***** Given text *****

Cantley KinaseLibrary¶

Verdict: The gold standard for kinase-substrate motif specificity -- nothing else comes close in coverage, but motifs alone cannot predict signaling in cells.

Citation: Johnson JL, Yaron TM, Huntsman EM, et al. "An atlas of substrate specificities for the human serine/threonine kinome." Nature 613:759-766 (2023). DOI: 10.1038/s41586-022-05575-3

Problem Setup¶

Which kinase phosphorylates which substrate? Answering this question is fundamental to interpreting phosphoproteomics data. Previous motif databases covered a fraction of the kinome. This study asks: can systematic in vitro profiling of 303 serine/threonine kinases produce a comprehensive specificity atlas?

Approach¶

Positional scanning peptide library arrays (PSPL) measure the preference of each kinase for every amino acid at positions surrounding the phosphosite (-5 to +4). Each kinase is profiled against a degenerate peptide library where one position is fixed and all others randomized. The resulting position-specific scoring matrices (PSSMs) define the intrinsic substrate specificity of each kinase. These PSSMs are compiled into the KinaseLibrary, a searchable web tool for scoring any phosphosite against all profiled kinases.

Key Findings¶

303 Ser/Thr kinases profiled, covering ~84% of the expressed human Ser/Thr kinome.
Kinases cluster into specificity groups that largely (but not perfectly) track with phylogenetic families.

***** Provided material *****

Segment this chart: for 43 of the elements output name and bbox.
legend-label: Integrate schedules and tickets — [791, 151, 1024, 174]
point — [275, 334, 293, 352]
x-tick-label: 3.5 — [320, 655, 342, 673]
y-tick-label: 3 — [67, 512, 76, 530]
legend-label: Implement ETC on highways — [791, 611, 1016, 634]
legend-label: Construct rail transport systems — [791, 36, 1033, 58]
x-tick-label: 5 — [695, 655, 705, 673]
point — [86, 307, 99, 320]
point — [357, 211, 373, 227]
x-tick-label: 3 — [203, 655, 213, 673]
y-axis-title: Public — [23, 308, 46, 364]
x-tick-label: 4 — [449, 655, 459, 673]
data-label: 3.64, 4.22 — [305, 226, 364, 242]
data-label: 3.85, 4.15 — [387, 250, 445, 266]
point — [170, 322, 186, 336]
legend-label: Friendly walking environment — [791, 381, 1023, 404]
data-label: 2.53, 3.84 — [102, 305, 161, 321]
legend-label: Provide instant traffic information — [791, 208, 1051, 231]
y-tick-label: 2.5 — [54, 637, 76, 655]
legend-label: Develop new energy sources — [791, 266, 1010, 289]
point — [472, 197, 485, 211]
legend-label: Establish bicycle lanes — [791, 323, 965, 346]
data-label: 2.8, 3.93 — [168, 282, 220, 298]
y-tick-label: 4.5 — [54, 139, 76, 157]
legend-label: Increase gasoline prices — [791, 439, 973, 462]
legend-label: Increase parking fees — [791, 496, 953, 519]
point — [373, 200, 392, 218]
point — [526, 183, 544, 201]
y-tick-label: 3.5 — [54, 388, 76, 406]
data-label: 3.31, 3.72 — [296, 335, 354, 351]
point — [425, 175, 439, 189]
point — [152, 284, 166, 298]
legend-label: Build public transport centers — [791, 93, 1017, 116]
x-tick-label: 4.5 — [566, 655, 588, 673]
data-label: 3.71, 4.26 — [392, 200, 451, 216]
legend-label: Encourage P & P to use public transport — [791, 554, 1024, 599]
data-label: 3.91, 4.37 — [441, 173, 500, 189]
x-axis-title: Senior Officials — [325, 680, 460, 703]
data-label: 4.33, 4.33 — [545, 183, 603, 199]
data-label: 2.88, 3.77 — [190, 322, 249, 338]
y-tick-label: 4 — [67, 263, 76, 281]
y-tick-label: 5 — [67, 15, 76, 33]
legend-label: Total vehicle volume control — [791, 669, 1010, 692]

*****

■ Problems to work on ■
- 1) Answer these questions about the KinaseLibrary text:
(a) How many serine/threonine kinases were profiled?
(b) Which positions around the phosphosite do the positional scanning peptide library arrays cover?
(c) In which journal and year was the cited study published?
- 2) Can you copy the part of the KinaseLibrary text that begins at the words "Positional scanning peptide" and ends after the words "with phylogenetic families.", with no changes?

■ Answers by task ■
- 1)
(a) 303
(b) -5 to +4
(c) Nature, 2023

- 2)
Positional scanning peptide library arrays (PSPL) measure the preference of each kinase for every amino acid at positions surrounding the phosphosite (-5 to +4). Each kinase is profiled against a degenerate peptide library where one position is fixed and all others randomized. The resulting position-specific scoring matrices (PSSMs) define the intrinsic substrate specificity of each kinase. These PSSMs are compiled into the KinaseLibrary, a searchable web tool for scoring any phosphosite against all profiled kinases.

Key Findings¶

303 Ser/Thr kinases profiled, covering ~84% of the expressed human Ser/Thr kinome.
Kinases cluster into specificity groups that largely (but not perfectly) track with phylogenetic families.